Record set:
= = = = = = =
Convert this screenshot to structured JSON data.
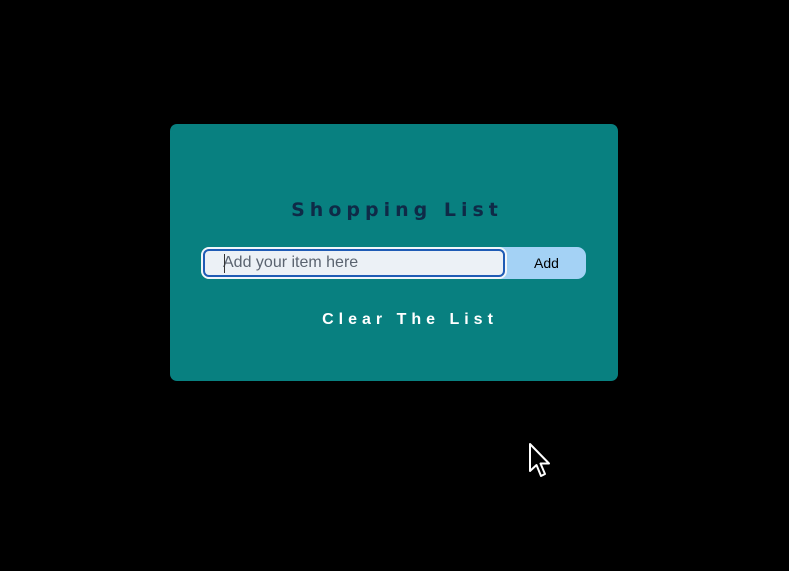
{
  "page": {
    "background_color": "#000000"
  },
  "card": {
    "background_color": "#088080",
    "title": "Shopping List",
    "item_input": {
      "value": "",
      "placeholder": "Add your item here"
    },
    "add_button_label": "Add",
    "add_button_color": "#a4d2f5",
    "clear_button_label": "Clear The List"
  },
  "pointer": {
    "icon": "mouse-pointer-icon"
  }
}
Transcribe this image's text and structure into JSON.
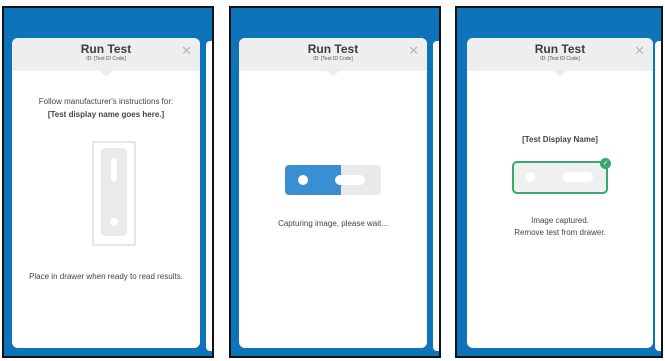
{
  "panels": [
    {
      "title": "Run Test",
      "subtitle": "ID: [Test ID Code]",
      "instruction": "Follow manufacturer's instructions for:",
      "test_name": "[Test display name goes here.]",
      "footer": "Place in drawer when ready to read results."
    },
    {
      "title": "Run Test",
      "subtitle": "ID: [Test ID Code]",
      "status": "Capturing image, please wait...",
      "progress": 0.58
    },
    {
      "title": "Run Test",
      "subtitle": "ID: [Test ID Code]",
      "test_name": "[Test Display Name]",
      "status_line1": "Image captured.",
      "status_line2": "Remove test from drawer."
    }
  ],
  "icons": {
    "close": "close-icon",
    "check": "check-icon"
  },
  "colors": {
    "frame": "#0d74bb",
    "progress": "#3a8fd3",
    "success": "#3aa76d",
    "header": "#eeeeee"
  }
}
= = = = = = =
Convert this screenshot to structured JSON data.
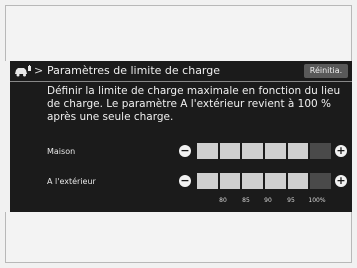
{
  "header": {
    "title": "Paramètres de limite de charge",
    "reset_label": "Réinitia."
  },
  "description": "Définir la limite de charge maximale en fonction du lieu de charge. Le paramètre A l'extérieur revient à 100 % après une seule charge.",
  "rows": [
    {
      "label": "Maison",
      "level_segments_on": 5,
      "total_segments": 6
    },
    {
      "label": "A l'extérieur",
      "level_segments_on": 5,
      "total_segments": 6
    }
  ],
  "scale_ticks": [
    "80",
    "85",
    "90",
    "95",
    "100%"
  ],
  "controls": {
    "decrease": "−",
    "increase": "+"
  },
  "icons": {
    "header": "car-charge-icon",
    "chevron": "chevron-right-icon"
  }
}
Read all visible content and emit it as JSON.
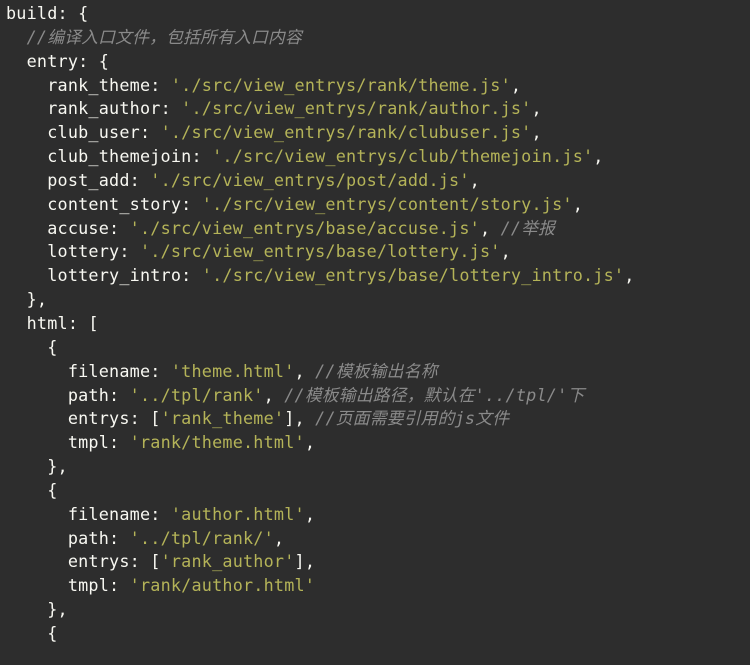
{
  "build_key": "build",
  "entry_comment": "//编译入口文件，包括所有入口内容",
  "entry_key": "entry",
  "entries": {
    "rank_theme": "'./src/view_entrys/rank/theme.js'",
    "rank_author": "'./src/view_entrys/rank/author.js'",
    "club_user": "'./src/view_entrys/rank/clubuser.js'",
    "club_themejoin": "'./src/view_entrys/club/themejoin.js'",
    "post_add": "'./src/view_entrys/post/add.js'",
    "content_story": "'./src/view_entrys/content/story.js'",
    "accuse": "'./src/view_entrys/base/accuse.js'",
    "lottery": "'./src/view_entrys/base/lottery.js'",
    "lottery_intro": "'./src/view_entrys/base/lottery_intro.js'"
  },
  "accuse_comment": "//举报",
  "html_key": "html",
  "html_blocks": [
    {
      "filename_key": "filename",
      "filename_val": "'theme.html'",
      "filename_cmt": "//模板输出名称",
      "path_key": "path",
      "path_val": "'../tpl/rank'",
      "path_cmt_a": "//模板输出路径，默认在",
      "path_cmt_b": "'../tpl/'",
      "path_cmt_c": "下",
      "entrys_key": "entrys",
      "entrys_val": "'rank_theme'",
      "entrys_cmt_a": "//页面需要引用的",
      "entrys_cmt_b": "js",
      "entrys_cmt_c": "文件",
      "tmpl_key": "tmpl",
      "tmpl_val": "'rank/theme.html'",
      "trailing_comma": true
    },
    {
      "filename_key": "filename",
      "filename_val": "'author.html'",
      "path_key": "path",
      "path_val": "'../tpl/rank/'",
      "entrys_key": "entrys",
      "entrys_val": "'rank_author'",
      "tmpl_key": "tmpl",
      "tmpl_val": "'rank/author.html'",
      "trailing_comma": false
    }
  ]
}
= = = = = = =
Exercise task: Copy all lines above containing the string "JSON".

Output below:
Convert this screenshot to structured JSON data.
Transcribe this image's text and structure into JSON.
Convert this screenshot to structured JSON data.
Read all visible content and emit it as JSON.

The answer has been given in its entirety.